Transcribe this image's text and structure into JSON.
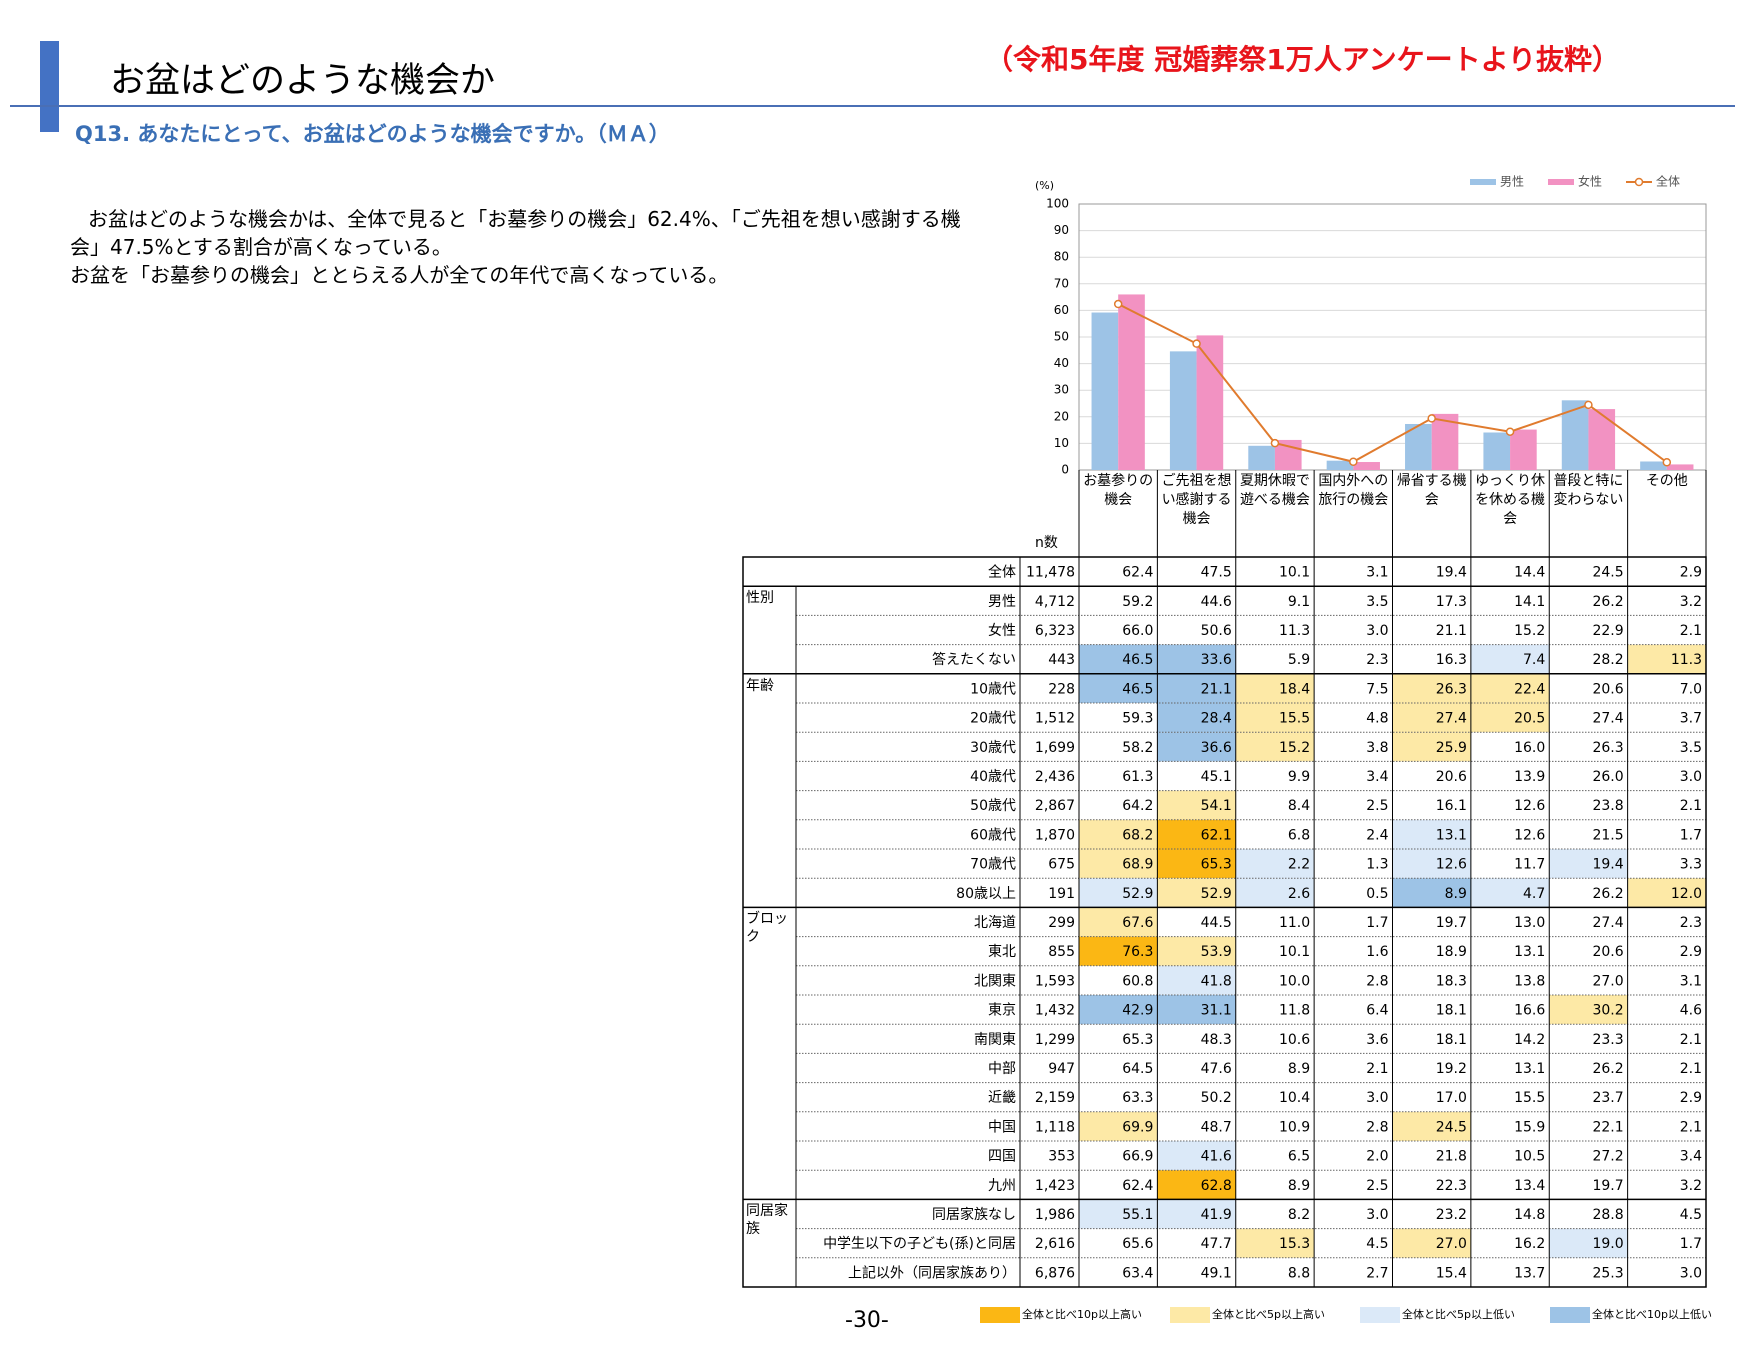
{
  "header": {
    "title": "お盆はどのような機会か",
    "source": "（令和5年度 冠婚葬祭1万人アンケートより抜粋）",
    "question": "Q13. あなたにとって、お盆はどのような機会ですか。（ＭＡ）"
  },
  "body": [
    "お盆はどのような機会かは、全体で見ると「お墓参りの機会」62.4%、「ご先祖を想い感謝する機会」47.5%とする割合が高くなっている。",
    "お盆を「お墓参りの機会」ととらえる人が全ての年代で高くなっている。"
  ],
  "chart_data": {
    "type": "bar",
    "y_label": "(%)",
    "categories": [
      "お墓参りの機会",
      "ご先祖を想い感謝する機会",
      "夏期休暇で遊べる機会",
      "国内外への旅行の機会",
      "帰省する機会",
      "ゆっくり休を休める機会",
      "普段と特に変わらない",
      "その他"
    ],
    "series": [
      {
        "name": "男性",
        "color": "#9dc3e6",
        "values": [
          59.2,
          44.6,
          9.1,
          3.5,
          17.3,
          14.1,
          26.2,
          3.2
        ]
      },
      {
        "name": "女性",
        "color": "#f292c2",
        "values": [
          66.0,
          50.6,
          11.3,
          3.0,
          21.1,
          15.2,
          22.9,
          2.1
        ]
      },
      {
        "name": "全体",
        "type": "line",
        "color": "#e07b2e",
        "values": [
          62.4,
          47.5,
          10.1,
          3.1,
          19.4,
          14.4,
          24.5,
          2.9
        ]
      }
    ],
    "ylim": [
      0,
      100
    ],
    "yticks": [
      0,
      10,
      20,
      30,
      40,
      50,
      60,
      70,
      80,
      90,
      100
    ],
    "grid": true,
    "legend": "top-right"
  },
  "table": {
    "n_label": "n数",
    "total": {
      "label": "全体",
      "n": "11,478",
      "cells": [
        "62.4",
        "47.5",
        "10.1",
        "3.1",
        "19.4",
        "14.4",
        "24.5",
        "2.9"
      ]
    },
    "groups": [
      {
        "name": "性別",
        "rows": [
          {
            "label": "男性",
            "n": "4,712",
            "cells": [
              "59.2",
              "44.6",
              "9.1",
              "3.5",
              "17.3",
              "14.1",
              "26.2",
              "3.2"
            ]
          },
          {
            "label": "女性",
            "n": "6,323",
            "cells": [
              "66.0",
              "50.6",
              "11.3",
              "3.0",
              "21.1",
              "15.2",
              "22.9",
              "2.1"
            ]
          },
          {
            "label": "答えたくない",
            "n": "443",
            "cells": [
              "46.5",
              "33.6",
              "5.9",
              "2.3",
              "16.3",
              "7.4",
              "28.2",
              "11.3"
            ]
          }
        ]
      },
      {
        "name": "年齢",
        "rows": [
          {
            "label": "10歳代",
            "n": "228",
            "cells": [
              "46.5",
              "21.1",
              "18.4",
              "7.5",
              "26.3",
              "22.4",
              "20.6",
              "7.0"
            ]
          },
          {
            "label": "20歳代",
            "n": "1,512",
            "cells": [
              "59.3",
              "28.4",
              "15.5",
              "4.8",
              "27.4",
              "20.5",
              "27.4",
              "3.7"
            ]
          },
          {
            "label": "30歳代",
            "n": "1,699",
            "cells": [
              "58.2",
              "36.6",
              "15.2",
              "3.8",
              "25.9",
              "16.0",
              "26.3",
              "3.5"
            ]
          },
          {
            "label": "40歳代",
            "n": "2,436",
            "cells": [
              "61.3",
              "45.1",
              "9.9",
              "3.4",
              "20.6",
              "13.9",
              "26.0",
              "3.0"
            ]
          },
          {
            "label": "50歳代",
            "n": "2,867",
            "cells": [
              "64.2",
              "54.1",
              "8.4",
              "2.5",
              "16.1",
              "12.6",
              "23.8",
              "2.1"
            ]
          },
          {
            "label": "60歳代",
            "n": "1,870",
            "cells": [
              "68.2",
              "62.1",
              "6.8",
              "2.4",
              "13.1",
              "12.6",
              "21.5",
              "1.7"
            ]
          },
          {
            "label": "70歳代",
            "n": "675",
            "cells": [
              "68.9",
              "65.3",
              "2.2",
              "1.3",
              "12.6",
              "11.7",
              "19.4",
              "3.3"
            ]
          },
          {
            "label": "80歳以上",
            "n": "191",
            "cells": [
              "52.9",
              "52.9",
              "2.6",
              "0.5",
              "8.9",
              "4.7",
              "26.2",
              "12.0"
            ]
          }
        ]
      },
      {
        "name": "ブロック",
        "rows": [
          {
            "label": "北海道",
            "n": "299",
            "cells": [
              "67.6",
              "44.5",
              "11.0",
              "1.7",
              "19.7",
              "13.0",
              "27.4",
              "2.3"
            ]
          },
          {
            "label": "東北",
            "n": "855",
            "cells": [
              "76.3",
              "53.9",
              "10.1",
              "1.6",
              "18.9",
              "13.1",
              "20.6",
              "2.9"
            ]
          },
          {
            "label": "北関東",
            "n": "1,593",
            "cells": [
              "60.8",
              "41.8",
              "10.0",
              "2.8",
              "18.3",
              "13.8",
              "27.0",
              "3.1"
            ]
          },
          {
            "label": "東京",
            "n": "1,432",
            "cells": [
              "42.9",
              "31.1",
              "11.8",
              "6.4",
              "18.1",
              "16.6",
              "30.2",
              "4.6"
            ]
          },
          {
            "label": "南関東",
            "n": "1,299",
            "cells": [
              "65.3",
              "48.3",
              "10.6",
              "3.6",
              "18.1",
              "14.2",
              "23.3",
              "2.1"
            ]
          },
          {
            "label": "中部",
            "n": "947",
            "cells": [
              "64.5",
              "47.6",
              "8.9",
              "2.1",
              "19.2",
              "13.1",
              "26.2",
              "2.1"
            ]
          },
          {
            "label": "近畿",
            "n": "2,159",
            "cells": [
              "63.3",
              "50.2",
              "10.4",
              "3.0",
              "17.0",
              "15.5",
              "23.7",
              "2.9"
            ]
          },
          {
            "label": "中国",
            "n": "1,118",
            "cells": [
              "69.9",
              "48.7",
              "10.9",
              "2.8",
              "24.5",
              "15.9",
              "22.1",
              "2.1"
            ]
          },
          {
            "label": "四国",
            "n": "353",
            "cells": [
              "66.9",
              "41.6",
              "6.5",
              "2.0",
              "21.8",
              "10.5",
              "27.2",
              "3.4"
            ]
          },
          {
            "label": "九州",
            "n": "1,423",
            "cells": [
              "62.4",
              "62.8",
              "8.9",
              "2.5",
              "22.3",
              "13.4",
              "19.7",
              "3.2"
            ]
          }
        ]
      },
      {
        "name": "同居家族",
        "rows": [
          {
            "label": "同居家族なし",
            "n": "1,986",
            "cells": [
              "55.1",
              "41.9",
              "8.2",
              "3.0",
              "23.2",
              "14.8",
              "28.8",
              "4.5"
            ]
          },
          {
            "label": "中学生以下の子ども(孫)と同居",
            "n": "2,616",
            "cells": [
              "65.6",
              "47.7",
              "15.3",
              "4.5",
              "27.0",
              "16.2",
              "19.0",
              "1.7"
            ]
          },
          {
            "label": "上記以外（同居家族あり）",
            "n": "6,876",
            "cells": [
              "63.4",
              "49.1",
              "8.8",
              "2.7",
              "15.4",
              "13.7",
              "25.3",
              "3.0"
            ]
          }
        ]
      }
    ],
    "legend": [
      {
        "label": "全体と比べ10p以上高い",
        "color": "#fbb714",
        "threshold": 10
      },
      {
        "label": "全体と比べ5p以上高い",
        "color": "#fde9a6",
        "threshold": 5
      },
      {
        "label": "全体と比べ5p以上低い",
        "color": "#dbe9f8",
        "threshold": -5
      },
      {
        "label": "全体と比べ10p以上低い",
        "color": "#9dc3e6",
        "threshold": -10
      }
    ]
  },
  "page_number": "-30-"
}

◆ The exercise
Your task is an exact transcription of all the data, minus the pictures.

◆ Worked solution
Transcribe this image's text and structure into JSON.
{
  "header": {
    "title": "お盆はどのような機会か",
    "source": "（令和5年度 冠婚葬祭1万人アンケートより抜粋）",
    "question": "Q13. あなたにとって、お盆はどのような機会ですか。（ＭＡ）"
  },
  "body": [
    "お盆はどのような機会かは、全体で見ると「お墓参りの機会」62.4%、「ご先祖を想い感謝する機会」47.5%とする割合が高くなっている。",
    "お盆を「お墓参りの機会」ととらえる人が全ての年代で高くなっている。"
  ],
  "chart_data": {
    "type": "bar",
    "y_label": "(%)",
    "categories": [
      "お墓参りの機会",
      "ご先祖を想い感謝する機会",
      "夏期休暇で遊べる機会",
      "国内外への旅行の機会",
      "帰省する機会",
      "ゆっくり休を休める機会",
      "普段と特に変わらない",
      "その他"
    ],
    "series": [
      {
        "name": "男性",
        "color": "#9dc3e6",
        "values": [
          59.2,
          44.6,
          9.1,
          3.5,
          17.3,
          14.1,
          26.2,
          3.2
        ]
      },
      {
        "name": "女性",
        "color": "#f292c2",
        "values": [
          66.0,
          50.6,
          11.3,
          3.0,
          21.1,
          15.2,
          22.9,
          2.1
        ]
      },
      {
        "name": "全体",
        "type": "line",
        "color": "#e07b2e",
        "values": [
          62.4,
          47.5,
          10.1,
          3.1,
          19.4,
          14.4,
          24.5,
          2.9
        ]
      }
    ],
    "ylim": [
      0,
      100
    ],
    "yticks": [
      0,
      10,
      20,
      30,
      40,
      50,
      60,
      70,
      80,
      90,
      100
    ],
    "grid": true,
    "legend": "top-right"
  },
  "table": {
    "n_label": "n数",
    "total": {
      "label": "全体",
      "n": "11,478",
      "cells": [
        "62.4",
        "47.5",
        "10.1",
        "3.1",
        "19.4",
        "14.4",
        "24.5",
        "2.9"
      ]
    },
    "groups": [
      {
        "name": "性別",
        "rows": [
          {
            "label": "男性",
            "n": "4,712",
            "cells": [
              "59.2",
              "44.6",
              "9.1",
              "3.5",
              "17.3",
              "14.1",
              "26.2",
              "3.2"
            ]
          },
          {
            "label": "女性",
            "n": "6,323",
            "cells": [
              "66.0",
              "50.6",
              "11.3",
              "3.0",
              "21.1",
              "15.2",
              "22.9",
              "2.1"
            ]
          },
          {
            "label": "答えたくない",
            "n": "443",
            "cells": [
              "46.5",
              "33.6",
              "5.9",
              "2.3",
              "16.3",
              "7.4",
              "28.2",
              "11.3"
            ]
          }
        ]
      },
      {
        "name": "年齢",
        "rows": [
          {
            "label": "10歳代",
            "n": "228",
            "cells": [
              "46.5",
              "21.1",
              "18.4",
              "7.5",
              "26.3",
              "22.4",
              "20.6",
              "7.0"
            ]
          },
          {
            "label": "20歳代",
            "n": "1,512",
            "cells": [
              "59.3",
              "28.4",
              "15.5",
              "4.8",
              "27.4",
              "20.5",
              "27.4",
              "3.7"
            ]
          },
          {
            "label": "30歳代",
            "n": "1,699",
            "cells": [
              "58.2",
              "36.6",
              "15.2",
              "3.8",
              "25.9",
              "16.0",
              "26.3",
              "3.5"
            ]
          },
          {
            "label": "40歳代",
            "n": "2,436",
            "cells": [
              "61.3",
              "45.1",
              "9.9",
              "3.4",
              "20.6",
              "13.9",
              "26.0",
              "3.0"
            ]
          },
          {
            "label": "50歳代",
            "n": "2,867",
            "cells": [
              "64.2",
              "54.1",
              "8.4",
              "2.5",
              "16.1",
              "12.6",
              "23.8",
              "2.1"
            ]
          },
          {
            "label": "60歳代",
            "n": "1,870",
            "cells": [
              "68.2",
              "62.1",
              "6.8",
              "2.4",
              "13.1",
              "12.6",
              "21.5",
              "1.7"
            ]
          },
          {
            "label": "70歳代",
            "n": "675",
            "cells": [
              "68.9",
              "65.3",
              "2.2",
              "1.3",
              "12.6",
              "11.7",
              "19.4",
              "3.3"
            ]
          },
          {
            "label": "80歳以上",
            "n": "191",
            "cells": [
              "52.9",
              "52.9",
              "2.6",
              "0.5",
              "8.9",
              "4.7",
              "26.2",
              "12.0"
            ]
          }
        ]
      },
      {
        "name": "ブロック",
        "rows": [
          {
            "label": "北海道",
            "n": "299",
            "cells": [
              "67.6",
              "44.5",
              "11.0",
              "1.7",
              "19.7",
              "13.0",
              "27.4",
              "2.3"
            ]
          },
          {
            "label": "東北",
            "n": "855",
            "cells": [
              "76.3",
              "53.9",
              "10.1",
              "1.6",
              "18.9",
              "13.1",
              "20.6",
              "2.9"
            ]
          },
          {
            "label": "北関東",
            "n": "1,593",
            "cells": [
              "60.8",
              "41.8",
              "10.0",
              "2.8",
              "18.3",
              "13.8",
              "27.0",
              "3.1"
            ]
          },
          {
            "label": "東京",
            "n": "1,432",
            "cells": [
              "42.9",
              "31.1",
              "11.8",
              "6.4",
              "18.1",
              "16.6",
              "30.2",
              "4.6"
            ]
          },
          {
            "label": "南関東",
            "n": "1,299",
            "cells": [
              "65.3",
              "48.3",
              "10.6",
              "3.6",
              "18.1",
              "14.2",
              "23.3",
              "2.1"
            ]
          },
          {
            "label": "中部",
            "n": "947",
            "cells": [
              "64.5",
              "47.6",
              "8.9",
              "2.1",
              "19.2",
              "13.1",
              "26.2",
              "2.1"
            ]
          },
          {
            "label": "近畿",
            "n": "2,159",
            "cells": [
              "63.3",
              "50.2",
              "10.4",
              "3.0",
              "17.0",
              "15.5",
              "23.7",
              "2.9"
            ]
          },
          {
            "label": "中国",
            "n": "1,118",
            "cells": [
              "69.9",
              "48.7",
              "10.9",
              "2.8",
              "24.5",
              "15.9",
              "22.1",
              "2.1"
            ]
          },
          {
            "label": "四国",
            "n": "353",
            "cells": [
              "66.9",
              "41.6",
              "6.5",
              "2.0",
              "21.8",
              "10.5",
              "27.2",
              "3.4"
            ]
          },
          {
            "label": "九州",
            "n": "1,423",
            "cells": [
              "62.4",
              "62.8",
              "8.9",
              "2.5",
              "22.3",
              "13.4",
              "19.7",
              "3.2"
            ]
          }
        ]
      },
      {
        "name": "同居家族",
        "rows": [
          {
            "label": "同居家族なし",
            "n": "1,986",
            "cells": [
              "55.1",
              "41.9",
              "8.2",
              "3.0",
              "23.2",
              "14.8",
              "28.8",
              "4.5"
            ]
          },
          {
            "label": "中学生以下の子ども(孫)と同居",
            "n": "2,616",
            "cells": [
              "65.6",
              "47.7",
              "15.3",
              "4.5",
              "27.0",
              "16.2",
              "19.0",
              "1.7"
            ]
          },
          {
            "label": "上記以外（同居家族あり）",
            "n": "6,876",
            "cells": [
              "63.4",
              "49.1",
              "8.8",
              "2.7",
              "15.4",
              "13.7",
              "25.3",
              "3.0"
            ]
          }
        ]
      }
    ],
    "legend": [
      {
        "label": "全体と比べ10p以上高い",
        "color": "#fbb714",
        "threshold": 10
      },
      {
        "label": "全体と比べ5p以上高い",
        "color": "#fde9a6",
        "threshold": 5
      },
      {
        "label": "全体と比べ5p以上低い",
        "color": "#dbe9f8",
        "threshold": -5
      },
      {
        "label": "全体と比べ10p以上低い",
        "color": "#9dc3e6",
        "threshold": -10
      }
    ]
  },
  "page_number": "-30-"
}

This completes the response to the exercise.